Material for this exercise start

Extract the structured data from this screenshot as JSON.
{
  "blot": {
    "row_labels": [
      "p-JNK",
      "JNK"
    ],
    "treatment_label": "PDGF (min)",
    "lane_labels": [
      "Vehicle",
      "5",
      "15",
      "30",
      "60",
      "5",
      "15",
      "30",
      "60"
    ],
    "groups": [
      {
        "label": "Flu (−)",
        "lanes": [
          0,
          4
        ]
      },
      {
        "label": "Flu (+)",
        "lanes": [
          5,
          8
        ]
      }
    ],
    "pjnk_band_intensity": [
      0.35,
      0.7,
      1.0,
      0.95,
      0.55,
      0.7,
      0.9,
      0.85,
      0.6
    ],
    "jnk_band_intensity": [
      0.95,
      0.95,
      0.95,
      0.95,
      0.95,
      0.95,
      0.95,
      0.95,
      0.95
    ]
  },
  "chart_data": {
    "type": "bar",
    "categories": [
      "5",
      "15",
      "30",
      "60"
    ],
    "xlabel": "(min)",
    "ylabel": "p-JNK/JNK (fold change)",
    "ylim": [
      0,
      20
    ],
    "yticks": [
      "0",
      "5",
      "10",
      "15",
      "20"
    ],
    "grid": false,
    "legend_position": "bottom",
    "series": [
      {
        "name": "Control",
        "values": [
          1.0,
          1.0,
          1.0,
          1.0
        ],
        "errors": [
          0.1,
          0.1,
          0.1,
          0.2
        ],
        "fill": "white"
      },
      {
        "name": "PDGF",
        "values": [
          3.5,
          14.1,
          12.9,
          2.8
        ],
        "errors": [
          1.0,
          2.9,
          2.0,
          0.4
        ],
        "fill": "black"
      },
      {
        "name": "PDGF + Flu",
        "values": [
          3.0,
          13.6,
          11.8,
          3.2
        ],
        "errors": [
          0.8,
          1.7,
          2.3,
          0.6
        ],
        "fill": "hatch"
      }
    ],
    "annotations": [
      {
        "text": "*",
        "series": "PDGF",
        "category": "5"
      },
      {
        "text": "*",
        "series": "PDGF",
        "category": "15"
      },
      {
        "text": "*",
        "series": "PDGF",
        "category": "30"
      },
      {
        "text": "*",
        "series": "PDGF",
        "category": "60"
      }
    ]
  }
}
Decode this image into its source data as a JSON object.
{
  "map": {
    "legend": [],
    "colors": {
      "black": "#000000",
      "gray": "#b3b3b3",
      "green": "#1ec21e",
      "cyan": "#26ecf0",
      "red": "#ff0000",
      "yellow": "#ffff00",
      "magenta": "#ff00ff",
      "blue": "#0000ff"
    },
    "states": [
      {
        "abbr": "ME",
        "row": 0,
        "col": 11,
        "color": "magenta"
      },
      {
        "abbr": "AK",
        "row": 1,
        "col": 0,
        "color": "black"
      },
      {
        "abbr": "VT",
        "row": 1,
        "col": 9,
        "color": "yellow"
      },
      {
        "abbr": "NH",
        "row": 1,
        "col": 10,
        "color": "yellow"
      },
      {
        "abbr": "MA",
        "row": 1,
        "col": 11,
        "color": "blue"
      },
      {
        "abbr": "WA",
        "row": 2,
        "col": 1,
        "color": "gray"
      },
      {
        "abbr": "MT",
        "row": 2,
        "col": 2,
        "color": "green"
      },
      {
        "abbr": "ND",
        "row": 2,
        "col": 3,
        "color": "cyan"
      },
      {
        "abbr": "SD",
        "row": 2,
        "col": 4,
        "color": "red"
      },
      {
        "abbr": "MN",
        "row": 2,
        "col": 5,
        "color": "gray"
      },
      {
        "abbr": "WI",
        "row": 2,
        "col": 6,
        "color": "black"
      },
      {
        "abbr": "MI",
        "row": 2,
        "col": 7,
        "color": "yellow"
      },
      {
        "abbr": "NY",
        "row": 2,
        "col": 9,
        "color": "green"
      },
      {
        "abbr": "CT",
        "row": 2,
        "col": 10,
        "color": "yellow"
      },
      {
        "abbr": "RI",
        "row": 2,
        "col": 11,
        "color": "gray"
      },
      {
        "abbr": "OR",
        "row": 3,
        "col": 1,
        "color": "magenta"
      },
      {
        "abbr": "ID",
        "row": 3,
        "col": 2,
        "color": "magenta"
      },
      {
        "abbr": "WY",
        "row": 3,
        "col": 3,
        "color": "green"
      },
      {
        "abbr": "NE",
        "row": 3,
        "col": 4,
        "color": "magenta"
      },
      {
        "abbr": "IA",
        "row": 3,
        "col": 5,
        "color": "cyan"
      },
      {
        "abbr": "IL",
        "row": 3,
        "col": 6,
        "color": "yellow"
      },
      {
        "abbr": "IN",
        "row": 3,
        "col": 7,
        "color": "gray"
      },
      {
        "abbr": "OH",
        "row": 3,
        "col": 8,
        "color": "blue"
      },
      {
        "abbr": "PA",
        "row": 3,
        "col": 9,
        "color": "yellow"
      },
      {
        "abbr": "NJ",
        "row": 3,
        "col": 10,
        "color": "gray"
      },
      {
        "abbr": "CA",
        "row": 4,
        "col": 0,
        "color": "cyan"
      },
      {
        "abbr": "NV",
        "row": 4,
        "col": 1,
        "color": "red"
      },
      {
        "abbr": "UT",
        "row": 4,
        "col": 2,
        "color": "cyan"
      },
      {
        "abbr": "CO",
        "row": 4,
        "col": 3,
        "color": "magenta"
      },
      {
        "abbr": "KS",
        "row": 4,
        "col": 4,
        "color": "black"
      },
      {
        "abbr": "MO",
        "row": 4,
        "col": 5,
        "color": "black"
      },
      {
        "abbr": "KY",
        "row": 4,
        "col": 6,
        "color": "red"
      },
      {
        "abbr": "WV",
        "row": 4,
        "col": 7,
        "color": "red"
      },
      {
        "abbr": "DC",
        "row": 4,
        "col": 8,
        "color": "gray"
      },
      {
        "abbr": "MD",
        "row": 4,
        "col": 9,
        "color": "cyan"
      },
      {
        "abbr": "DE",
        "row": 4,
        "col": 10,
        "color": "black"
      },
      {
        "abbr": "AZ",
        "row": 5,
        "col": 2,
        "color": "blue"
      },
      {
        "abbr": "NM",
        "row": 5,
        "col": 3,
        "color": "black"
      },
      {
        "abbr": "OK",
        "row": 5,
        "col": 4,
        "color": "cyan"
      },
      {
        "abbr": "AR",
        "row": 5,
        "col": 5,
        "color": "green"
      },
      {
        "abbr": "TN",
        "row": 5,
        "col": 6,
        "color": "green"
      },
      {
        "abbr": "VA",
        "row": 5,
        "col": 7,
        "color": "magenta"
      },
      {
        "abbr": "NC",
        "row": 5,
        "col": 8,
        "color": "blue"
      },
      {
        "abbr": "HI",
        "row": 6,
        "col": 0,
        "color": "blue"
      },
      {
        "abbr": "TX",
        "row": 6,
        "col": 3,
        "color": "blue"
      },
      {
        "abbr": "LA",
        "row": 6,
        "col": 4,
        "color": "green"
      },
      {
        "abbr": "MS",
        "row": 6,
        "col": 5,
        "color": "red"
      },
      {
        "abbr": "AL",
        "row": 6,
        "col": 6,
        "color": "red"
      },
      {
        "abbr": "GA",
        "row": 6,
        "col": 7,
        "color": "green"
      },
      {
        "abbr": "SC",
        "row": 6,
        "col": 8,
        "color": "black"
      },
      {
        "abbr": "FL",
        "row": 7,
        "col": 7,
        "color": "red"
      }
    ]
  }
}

Material for this exercise end

Stated task: Reproduce the entries above in full, verbatim.

Right answer:
Extract the structured data from this screenshot as JSON.
{
  "blot": {
    "row_labels": [
      "p-JNK",
      "JNK"
    ],
    "treatment_label": "PDGF (min)",
    "lane_labels": [
      "Vehicle",
      "5",
      "15",
      "30",
      "60",
      "5",
      "15",
      "30",
      "60"
    ],
    "groups": [
      {
        "label": "Flu (−)",
        "lanes": [
          0,
          4
        ]
      },
      {
        "label": "Flu (+)",
        "lanes": [
          5,
          8
        ]
      }
    ],
    "pjnk_band_intensity": [
      0.35,
      0.7,
      1.0,
      0.95,
      0.55,
      0.7,
      0.9,
      0.85,
      0.6
    ],
    "jnk_band_intensity": [
      0.95,
      0.95,
      0.95,
      0.95,
      0.95,
      0.95,
      0.95,
      0.95,
      0.95
    ]
  },
  "chart_data": {
    "type": "bar",
    "categories": [
      "5",
      "15",
      "30",
      "60"
    ],
    "xlabel": "(min)",
    "ylabel": "p-JNK/JNK (fold change)",
    "ylim": [
      0,
      20
    ],
    "yticks": [
      "0",
      "5",
      "10",
      "15",
      "20"
    ],
    "grid": false,
    "legend_position": "bottom",
    "series": [
      {
        "name": "Control",
        "values": [
          1.0,
          1.0,
          1.0,
          1.0
        ],
        "errors": [
          0.1,
          0.1,
          0.1,
          0.2
        ],
        "fill": "white"
      },
      {
        "name": "PDGF",
        "values": [
          3.5,
          14.1,
          12.9,
          2.8
        ],
        "errors": [
          1.0,
          2.9,
          2.0,
          0.4
        ],
        "fill": "black"
      },
      {
        "name": "PDGF + Flu",
        "values": [
          3.0,
          13.6,
          11.8,
          3.2
        ],
        "errors": [
          0.8,
          1.7,
          2.3,
          0.6
        ],
        "fill": "hatch"
      }
    ],
    "annotations": [
      {
        "text": "*",
        "series": "PDGF",
        "category": "5"
      },
      {
        "text": "*",
        "series": "PDGF",
        "category": "15"
      },
      {
        "text": "*",
        "series": "PDGF",
        "category": "30"
      },
      {
        "text": "*",
        "series": "PDGF",
        "category": "60"
      }
    ]
  }
}
Decode this image into its source data as a JSON object.
{
  "map": {
    "legend": [],
    "colors": {
      "black": "#000000",
      "gray": "#b3b3b3",
      "green": "#1ec21e",
      "cyan": "#26ecf0",
      "red": "#ff0000",
      "yellow": "#ffff00",
      "magenta": "#ff00ff",
      "blue": "#0000ff"
    },
    "states": [
      {
        "abbr": "ME",
        "row": 0,
        "col": 11,
        "color": "magenta"
      },
      {
        "abbr": "AK",
        "row": 1,
        "col": 0,
        "color": "black"
      },
      {
        "abbr": "VT",
        "row": 1,
        "col": 9,
        "color": "yellow"
      },
      {
        "abbr": "NH",
        "row": 1,
        "col": 10,
        "color": "yellow"
      },
      {
        "abbr": "MA",
        "row": 1,
        "col": 11,
        "color": "blue"
      },
      {
        "abbr": "WA",
        "row": 2,
        "col": 1,
        "color": "gray"
      },
      {
        "abbr": "MT",
        "row": 2,
        "col": 2,
        "color": "green"
      },
      {
        "abbr": "ND",
        "row": 2,
        "col": 3,
        "color": "cyan"
      },
      {
        "abbr": "SD",
        "row": 2,
        "col": 4,
        "color": "red"
      },
      {
        "abbr": "MN",
        "row": 2,
        "col": 5,
        "color": "gray"
      },
      {
        "abbr": "WI",
        "row": 2,
        "col": 6,
        "color": "black"
      },
      {
        "abbr": "MI",
        "row": 2,
        "col": 7,
        "color": "yellow"
      },
      {
        "abbr": "NY",
        "row": 2,
        "col": 9,
        "color": "green"
      },
      {
        "abbr": "CT",
        "row": 2,
        "col": 10,
        "color": "yellow"
      },
      {
        "abbr": "RI",
        "row": 2,
        "col": 11,
        "color": "gray"
      },
      {
        "abbr": "OR",
        "row": 3,
        "col": 1,
        "color": "magenta"
      },
      {
        "abbr": "ID",
        "row": 3,
        "col": 2,
        "color": "magenta"
      },
      {
        "abbr": "WY",
        "row": 3,
        "col": 3,
        "color": "green"
      },
      {
        "abbr": "NE",
        "row": 3,
        "col": 4,
        "color": "magenta"
      },
      {
        "abbr": "IA",
        "row": 3,
        "col": 5,
        "color": "cyan"
      },
      {
        "abbr": "IL",
        "row": 3,
        "col": 6,
        "color": "yellow"
      },
      {
        "abbr": "IN",
        "row": 3,
        "col": 7,
        "color": "gray"
      },
      {
        "abbr": "OH",
        "row": 3,
        "col": 8,
        "color": "blue"
      },
      {
        "abbr": "PA",
        "row": 3,
        "col": 9,
        "color": "yellow"
      },
      {
        "abbr": "NJ",
        "row": 3,
        "col": 10,
        "color": "gray"
      },
      {
        "abbr": "CA",
        "row": 4,
        "col": 0,
        "color": "cyan"
      },
      {
        "abbr": "NV",
        "row": 4,
        "col": 1,
        "color": "red"
      },
      {
        "abbr": "UT",
        "row": 4,
        "col": 2,
        "color": "cyan"
      },
      {
        "abbr": "CO",
        "row": 4,
        "col": 3,
        "color": "magenta"
      },
      {
        "abbr": "KS",
        "row": 4,
        "col": 4,
        "color": "black"
      },
      {
        "abbr": "MO",
        "row": 4,
        "col": 5,
        "color": "black"
      },
      {
        "abbr": "KY",
        "row": 4,
        "col": 6,
        "color": "red"
      },
      {
        "abbr": "WV",
        "row": 4,
        "col": 7,
        "color": "red"
      },
      {
        "abbr": "DC",
        "row": 4,
        "col": 8,
        "color": "gray"
      },
      {
        "abbr": "MD",
        "row": 4,
        "col": 9,
        "color": "cyan"
      },
      {
        "abbr": "DE",
        "row": 4,
        "col": 10,
        "color": "black"
      },
      {
        "abbr": "AZ",
        "row": 5,
        "col": 2,
        "color": "blue"
      },
      {
        "abbr": "NM",
        "row": 5,
        "col": 3,
        "color": "black"
      },
      {
        "abbr": "OK",
        "row": 5,
        "col": 4,
        "color": "cyan"
      },
      {
        "abbr": "AR",
        "row": 5,
        "col": 5,
        "color": "green"
      },
      {
        "abbr": "TN",
        "row": 5,
        "col": 6,
        "color": "green"
      },
      {
        "abbr": "VA",
        "row": 5,
        "col": 7,
        "color": "magenta"
      },
      {
        "abbr": "NC",
        "row": 5,
        "col": 8,
        "color": "blue"
      },
      {
        "abbr": "HI",
        "row": 6,
        "col": 0,
        "color": "blue"
      },
      {
        "abbr": "TX",
        "row": 6,
        "col": 3,
        "color": "blue"
      },
      {
        "abbr": "LA",
        "row": 6,
        "col": 4,
        "color": "green"
      },
      {
        "abbr": "MS",
        "row": 6,
        "col": 5,
        "color": "red"
      },
      {
        "abbr": "AL",
        "row": 6,
        "col": 6,
        "color": "red"
      },
      {
        "abbr": "GA",
        "row": 6,
        "col": 7,
        "color": "green"
      },
      {
        "abbr": "SC",
        "row": 6,
        "col": 8,
        "color": "black"
      },
      {
        "abbr": "FL",
        "row": 7,
        "col": 7,
        "color": "red"
      }
    ]
  }
}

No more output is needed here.